◆ **Required work**
Everything in the listing except the pictures should be written out exactly.

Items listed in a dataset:
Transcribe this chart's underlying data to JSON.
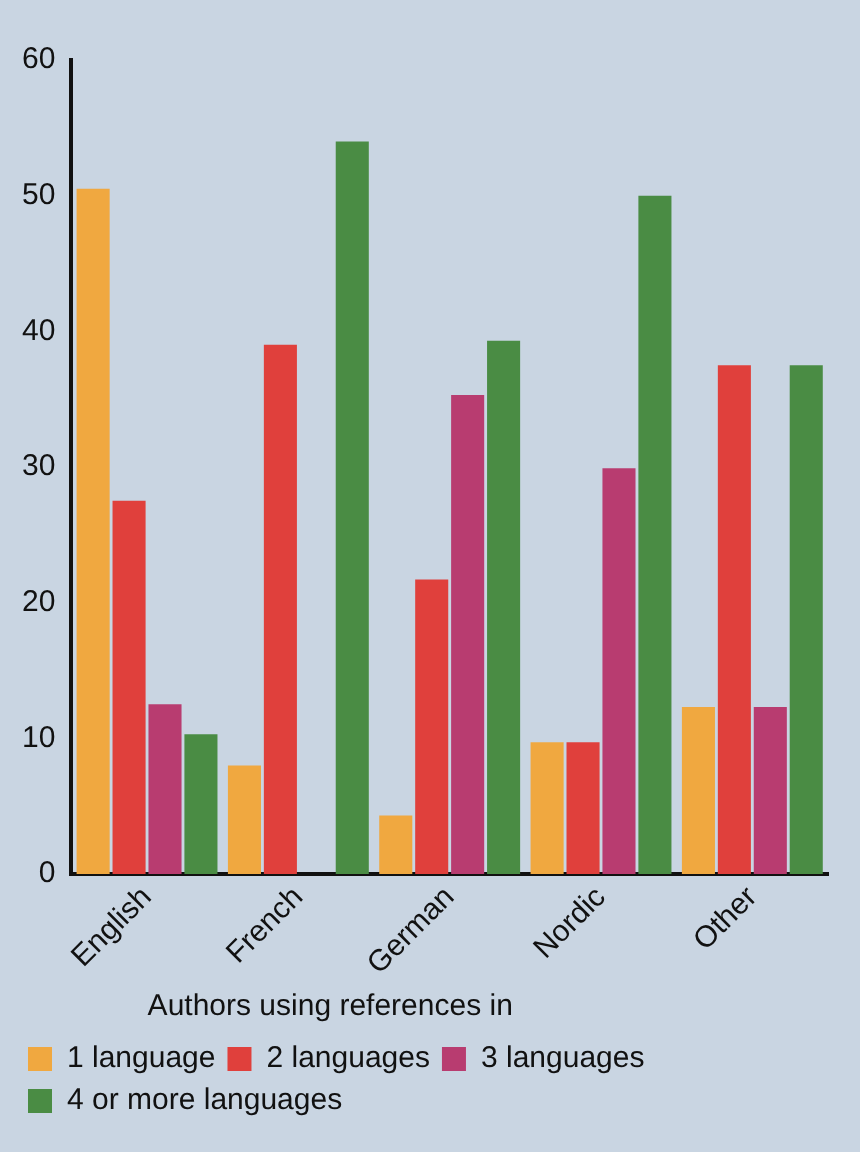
{
  "chart_data": {
    "type": "bar",
    "categories": [
      "English",
      "French",
      "German",
      "Nordic",
      "Other"
    ],
    "series": [
      {
        "name": "1 language",
        "color": "#f0a840",
        "values": [
          50.5,
          8,
          4.3,
          9.7,
          12.3
        ]
      },
      {
        "name": "2 languages",
        "color": "#e0403c",
        "values": [
          27.5,
          39,
          21.7,
          9.7,
          37.5
        ]
      },
      {
        "name": "3 languages",
        "color": "#b83c70",
        "values": [
          12.5,
          0,
          35.3,
          29.9,
          12.3
        ]
      },
      {
        "name": "4 or more languages",
        "color": "#4a8c44",
        "values": [
          10.3,
          54,
          39.3,
          50,
          37.5
        ]
      }
    ],
    "ylim": [
      0,
      60
    ],
    "yticks": [
      0,
      10,
      20,
      30,
      40,
      50,
      60
    ],
    "grid": false,
    "legend": "bottom",
    "legend_title": "Authors using references in"
  }
}
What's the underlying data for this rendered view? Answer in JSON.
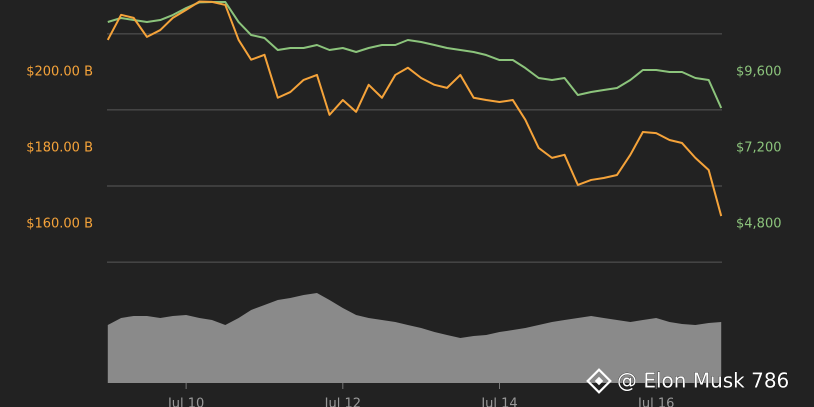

◆ **The solution**
Transcribe this chart's underlying data to JSON.
{
  "chart_data": {
    "type": "bar",
    "categories": [
      "English",
      "French",
      "German",
      "Nordic",
      "Other"
    ],
    "series": [
      {
        "name": "1 language",
        "color": "#f0a840",
        "values": [
          50.5,
          8,
          4.3,
          9.7,
          12.3
        ]
      },
      {
        "name": "2 languages",
        "color": "#e0403c",
        "values": [
          27.5,
          39,
          21.7,
          9.7,
          37.5
        ]
      },
      {
        "name": "3 languages",
        "color": "#b83c70",
        "values": [
          12.5,
          0,
          35.3,
          29.9,
          12.3
        ]
      },
      {
        "name": "4 or more languages",
        "color": "#4a8c44",
        "values": [
          10.3,
          54,
          39.3,
          50,
          37.5
        ]
      }
    ],
    "ylim": [
      0,
      60
    ],
    "yticks": [
      0,
      10,
      20,
      30,
      40,
      50,
      60
    ],
    "grid": false,
    "legend": "bottom",
    "legend_title": "Authors using references in"
  }
}
What's the underlying data for this rendered view? Answer in JSON.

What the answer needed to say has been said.